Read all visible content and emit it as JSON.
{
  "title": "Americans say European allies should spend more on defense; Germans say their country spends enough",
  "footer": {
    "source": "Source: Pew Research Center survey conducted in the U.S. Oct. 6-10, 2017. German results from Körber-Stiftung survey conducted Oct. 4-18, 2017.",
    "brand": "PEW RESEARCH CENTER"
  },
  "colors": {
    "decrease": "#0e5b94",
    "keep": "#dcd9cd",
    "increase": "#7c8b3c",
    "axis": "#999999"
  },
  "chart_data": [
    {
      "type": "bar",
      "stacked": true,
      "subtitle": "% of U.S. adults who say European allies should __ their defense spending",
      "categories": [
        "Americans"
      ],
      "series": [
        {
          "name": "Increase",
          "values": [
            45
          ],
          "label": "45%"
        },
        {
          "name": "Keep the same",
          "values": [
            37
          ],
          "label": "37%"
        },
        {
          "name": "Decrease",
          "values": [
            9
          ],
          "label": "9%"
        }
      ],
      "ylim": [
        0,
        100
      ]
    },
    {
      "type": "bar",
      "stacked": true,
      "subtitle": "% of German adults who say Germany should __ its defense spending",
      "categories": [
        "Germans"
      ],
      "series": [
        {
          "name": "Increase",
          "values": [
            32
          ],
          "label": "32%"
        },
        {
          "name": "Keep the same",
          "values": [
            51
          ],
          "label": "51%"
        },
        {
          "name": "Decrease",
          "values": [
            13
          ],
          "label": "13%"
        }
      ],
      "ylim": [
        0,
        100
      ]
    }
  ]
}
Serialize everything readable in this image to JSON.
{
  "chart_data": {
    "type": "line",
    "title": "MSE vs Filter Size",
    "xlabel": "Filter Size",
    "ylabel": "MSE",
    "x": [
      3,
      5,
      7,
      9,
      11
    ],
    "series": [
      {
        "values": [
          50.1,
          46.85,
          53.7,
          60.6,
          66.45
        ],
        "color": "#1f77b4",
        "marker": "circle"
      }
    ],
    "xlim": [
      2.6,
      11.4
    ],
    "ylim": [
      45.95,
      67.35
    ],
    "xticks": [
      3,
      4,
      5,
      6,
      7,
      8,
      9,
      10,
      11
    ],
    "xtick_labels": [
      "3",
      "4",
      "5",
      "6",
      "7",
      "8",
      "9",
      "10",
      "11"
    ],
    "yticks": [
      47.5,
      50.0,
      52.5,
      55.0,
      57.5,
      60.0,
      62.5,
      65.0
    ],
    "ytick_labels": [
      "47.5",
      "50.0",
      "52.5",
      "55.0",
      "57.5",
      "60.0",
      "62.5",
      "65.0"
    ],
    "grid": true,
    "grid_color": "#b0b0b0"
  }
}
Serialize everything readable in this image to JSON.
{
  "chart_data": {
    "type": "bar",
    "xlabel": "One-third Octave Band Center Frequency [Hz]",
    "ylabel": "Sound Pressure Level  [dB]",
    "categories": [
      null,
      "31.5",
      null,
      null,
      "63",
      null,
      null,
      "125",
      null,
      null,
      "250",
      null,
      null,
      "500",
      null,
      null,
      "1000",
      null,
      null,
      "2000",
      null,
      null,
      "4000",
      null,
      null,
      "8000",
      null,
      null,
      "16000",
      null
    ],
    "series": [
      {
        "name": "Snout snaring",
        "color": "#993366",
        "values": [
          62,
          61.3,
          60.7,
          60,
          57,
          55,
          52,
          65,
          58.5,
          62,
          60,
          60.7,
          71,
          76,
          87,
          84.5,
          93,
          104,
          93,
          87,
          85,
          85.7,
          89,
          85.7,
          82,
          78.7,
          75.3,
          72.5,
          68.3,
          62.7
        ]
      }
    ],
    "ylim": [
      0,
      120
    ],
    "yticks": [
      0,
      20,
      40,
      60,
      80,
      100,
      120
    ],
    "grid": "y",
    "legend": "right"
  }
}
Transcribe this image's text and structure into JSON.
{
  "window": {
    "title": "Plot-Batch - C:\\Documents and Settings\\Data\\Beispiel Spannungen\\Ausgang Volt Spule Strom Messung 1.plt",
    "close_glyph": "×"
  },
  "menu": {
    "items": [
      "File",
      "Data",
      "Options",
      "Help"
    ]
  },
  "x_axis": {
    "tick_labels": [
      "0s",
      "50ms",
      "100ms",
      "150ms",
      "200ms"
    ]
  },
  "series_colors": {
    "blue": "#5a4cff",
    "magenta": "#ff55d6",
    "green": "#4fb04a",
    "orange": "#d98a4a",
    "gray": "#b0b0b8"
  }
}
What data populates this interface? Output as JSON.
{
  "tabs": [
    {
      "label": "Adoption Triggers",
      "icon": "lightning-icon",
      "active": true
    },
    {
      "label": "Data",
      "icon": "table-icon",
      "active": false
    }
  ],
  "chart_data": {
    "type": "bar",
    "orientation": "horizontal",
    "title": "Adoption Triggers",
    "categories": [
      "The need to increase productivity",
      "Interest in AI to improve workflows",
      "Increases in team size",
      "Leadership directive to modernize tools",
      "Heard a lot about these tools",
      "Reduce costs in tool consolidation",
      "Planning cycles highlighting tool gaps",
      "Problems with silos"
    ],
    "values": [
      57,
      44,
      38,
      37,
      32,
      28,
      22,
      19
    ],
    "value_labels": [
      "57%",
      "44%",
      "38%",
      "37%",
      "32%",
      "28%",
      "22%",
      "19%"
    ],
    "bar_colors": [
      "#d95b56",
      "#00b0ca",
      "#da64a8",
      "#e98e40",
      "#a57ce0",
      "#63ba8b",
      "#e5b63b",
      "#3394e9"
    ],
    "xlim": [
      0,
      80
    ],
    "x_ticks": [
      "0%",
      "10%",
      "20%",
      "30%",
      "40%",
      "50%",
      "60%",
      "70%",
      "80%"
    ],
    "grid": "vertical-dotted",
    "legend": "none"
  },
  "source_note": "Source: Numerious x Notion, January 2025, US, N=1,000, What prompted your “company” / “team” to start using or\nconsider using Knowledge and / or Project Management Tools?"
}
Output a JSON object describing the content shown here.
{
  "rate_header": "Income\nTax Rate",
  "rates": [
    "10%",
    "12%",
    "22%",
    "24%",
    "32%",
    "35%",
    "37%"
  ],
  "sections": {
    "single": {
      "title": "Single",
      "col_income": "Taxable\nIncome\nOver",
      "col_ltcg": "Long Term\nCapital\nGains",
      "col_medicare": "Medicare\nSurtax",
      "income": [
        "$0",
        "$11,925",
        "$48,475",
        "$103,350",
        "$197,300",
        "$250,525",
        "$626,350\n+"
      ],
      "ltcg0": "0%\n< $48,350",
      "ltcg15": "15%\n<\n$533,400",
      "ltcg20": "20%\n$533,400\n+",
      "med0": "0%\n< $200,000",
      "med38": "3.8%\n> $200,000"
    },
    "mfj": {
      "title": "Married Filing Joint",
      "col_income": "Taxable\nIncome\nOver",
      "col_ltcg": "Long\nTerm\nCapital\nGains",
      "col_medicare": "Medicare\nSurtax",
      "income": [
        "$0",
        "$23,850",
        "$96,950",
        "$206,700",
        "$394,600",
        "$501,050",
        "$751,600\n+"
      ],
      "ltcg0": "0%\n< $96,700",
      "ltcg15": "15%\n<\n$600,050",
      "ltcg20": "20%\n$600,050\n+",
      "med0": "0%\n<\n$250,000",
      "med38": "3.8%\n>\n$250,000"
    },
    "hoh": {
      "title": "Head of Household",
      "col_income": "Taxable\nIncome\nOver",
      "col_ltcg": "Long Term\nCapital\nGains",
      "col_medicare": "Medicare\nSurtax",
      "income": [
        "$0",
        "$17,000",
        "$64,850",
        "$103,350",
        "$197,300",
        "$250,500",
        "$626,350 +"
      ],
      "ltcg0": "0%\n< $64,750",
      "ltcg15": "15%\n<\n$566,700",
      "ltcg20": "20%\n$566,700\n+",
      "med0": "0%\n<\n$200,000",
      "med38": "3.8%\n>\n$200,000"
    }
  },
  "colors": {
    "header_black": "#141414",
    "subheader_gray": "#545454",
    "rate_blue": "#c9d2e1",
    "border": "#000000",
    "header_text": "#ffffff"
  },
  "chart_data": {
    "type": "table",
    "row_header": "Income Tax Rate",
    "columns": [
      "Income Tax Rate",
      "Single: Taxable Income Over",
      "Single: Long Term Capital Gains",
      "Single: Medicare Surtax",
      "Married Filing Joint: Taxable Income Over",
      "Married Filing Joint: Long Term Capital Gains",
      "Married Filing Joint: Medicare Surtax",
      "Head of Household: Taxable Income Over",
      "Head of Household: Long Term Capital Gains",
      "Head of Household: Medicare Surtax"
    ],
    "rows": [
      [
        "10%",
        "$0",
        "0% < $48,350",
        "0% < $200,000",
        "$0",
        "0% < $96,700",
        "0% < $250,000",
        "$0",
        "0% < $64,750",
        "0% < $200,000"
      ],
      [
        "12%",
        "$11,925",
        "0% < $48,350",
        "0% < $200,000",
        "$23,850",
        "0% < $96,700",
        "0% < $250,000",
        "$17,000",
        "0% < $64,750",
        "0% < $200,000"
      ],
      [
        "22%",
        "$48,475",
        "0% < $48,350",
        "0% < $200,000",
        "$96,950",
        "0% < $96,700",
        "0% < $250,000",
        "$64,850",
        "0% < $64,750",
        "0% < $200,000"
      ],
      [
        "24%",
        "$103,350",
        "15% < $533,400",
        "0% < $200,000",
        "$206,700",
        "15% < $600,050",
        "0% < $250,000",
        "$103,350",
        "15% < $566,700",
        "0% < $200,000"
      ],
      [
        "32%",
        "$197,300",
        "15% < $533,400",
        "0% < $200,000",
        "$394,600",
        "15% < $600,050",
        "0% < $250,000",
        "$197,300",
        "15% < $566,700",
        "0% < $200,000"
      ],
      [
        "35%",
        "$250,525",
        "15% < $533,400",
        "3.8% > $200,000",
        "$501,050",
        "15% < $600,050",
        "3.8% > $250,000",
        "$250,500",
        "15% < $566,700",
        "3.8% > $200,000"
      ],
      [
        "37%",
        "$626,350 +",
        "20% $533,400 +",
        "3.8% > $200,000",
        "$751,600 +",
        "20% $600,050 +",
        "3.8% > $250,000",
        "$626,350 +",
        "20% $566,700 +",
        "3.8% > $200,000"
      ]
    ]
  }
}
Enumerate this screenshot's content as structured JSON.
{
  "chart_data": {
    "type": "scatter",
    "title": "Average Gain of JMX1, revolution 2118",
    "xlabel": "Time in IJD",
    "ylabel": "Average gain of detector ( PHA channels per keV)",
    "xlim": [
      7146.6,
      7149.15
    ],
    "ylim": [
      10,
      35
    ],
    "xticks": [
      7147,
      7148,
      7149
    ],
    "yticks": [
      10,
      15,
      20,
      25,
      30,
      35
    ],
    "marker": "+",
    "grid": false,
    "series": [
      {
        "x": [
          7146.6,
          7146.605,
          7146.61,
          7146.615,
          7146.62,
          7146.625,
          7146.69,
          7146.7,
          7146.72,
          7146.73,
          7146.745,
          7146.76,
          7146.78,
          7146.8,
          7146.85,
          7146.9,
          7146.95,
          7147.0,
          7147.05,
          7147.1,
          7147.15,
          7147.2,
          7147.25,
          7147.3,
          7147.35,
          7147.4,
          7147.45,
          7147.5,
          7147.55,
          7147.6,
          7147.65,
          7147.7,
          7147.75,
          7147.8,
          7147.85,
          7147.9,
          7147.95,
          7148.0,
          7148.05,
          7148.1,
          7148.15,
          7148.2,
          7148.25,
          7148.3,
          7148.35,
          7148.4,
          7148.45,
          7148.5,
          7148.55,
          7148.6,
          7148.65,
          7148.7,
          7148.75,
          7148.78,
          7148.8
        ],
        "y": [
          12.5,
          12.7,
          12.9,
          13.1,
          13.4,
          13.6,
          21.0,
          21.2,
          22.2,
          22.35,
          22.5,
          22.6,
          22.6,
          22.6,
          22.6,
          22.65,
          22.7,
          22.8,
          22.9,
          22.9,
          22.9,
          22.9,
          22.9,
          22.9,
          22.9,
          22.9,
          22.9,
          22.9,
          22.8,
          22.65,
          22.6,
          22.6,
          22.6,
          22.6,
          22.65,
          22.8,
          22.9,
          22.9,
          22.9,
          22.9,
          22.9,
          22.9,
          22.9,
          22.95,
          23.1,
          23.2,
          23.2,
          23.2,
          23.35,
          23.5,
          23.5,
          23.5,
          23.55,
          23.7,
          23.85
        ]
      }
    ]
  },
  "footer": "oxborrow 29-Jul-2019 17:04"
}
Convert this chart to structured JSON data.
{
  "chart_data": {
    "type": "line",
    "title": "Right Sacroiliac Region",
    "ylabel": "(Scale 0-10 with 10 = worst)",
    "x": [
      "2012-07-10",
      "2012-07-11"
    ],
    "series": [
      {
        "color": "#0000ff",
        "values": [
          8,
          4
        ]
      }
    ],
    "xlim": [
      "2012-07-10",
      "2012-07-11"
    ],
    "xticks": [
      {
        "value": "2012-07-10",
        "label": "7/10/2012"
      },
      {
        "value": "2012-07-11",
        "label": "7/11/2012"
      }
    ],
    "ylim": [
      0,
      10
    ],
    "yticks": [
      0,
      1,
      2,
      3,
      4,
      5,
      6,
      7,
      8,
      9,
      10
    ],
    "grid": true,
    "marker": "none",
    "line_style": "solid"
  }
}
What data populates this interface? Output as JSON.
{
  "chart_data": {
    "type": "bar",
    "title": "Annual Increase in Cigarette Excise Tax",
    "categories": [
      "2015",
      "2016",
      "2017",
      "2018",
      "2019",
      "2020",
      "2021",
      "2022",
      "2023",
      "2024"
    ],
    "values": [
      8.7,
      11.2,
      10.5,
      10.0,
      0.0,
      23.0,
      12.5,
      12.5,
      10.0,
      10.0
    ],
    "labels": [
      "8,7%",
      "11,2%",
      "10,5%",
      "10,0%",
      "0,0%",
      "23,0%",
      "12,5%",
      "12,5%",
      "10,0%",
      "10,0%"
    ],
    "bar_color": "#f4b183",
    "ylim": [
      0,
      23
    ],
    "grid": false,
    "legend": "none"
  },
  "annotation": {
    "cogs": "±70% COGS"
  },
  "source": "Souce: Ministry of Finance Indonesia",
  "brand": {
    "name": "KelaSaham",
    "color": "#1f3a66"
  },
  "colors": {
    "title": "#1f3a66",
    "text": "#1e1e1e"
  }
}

» PROBLEM TO WORK ON
Read the data above. Pull out each line in which the string "Married" appears.

» RESPONSE BELOW
      "title": "Married Filing Joint",
      "Married Filing Joint: Taxable Income Over",
      "Married Filing Joint: Long Term Capital Gains",
      "Married Filing Joint: Medicare Surtax",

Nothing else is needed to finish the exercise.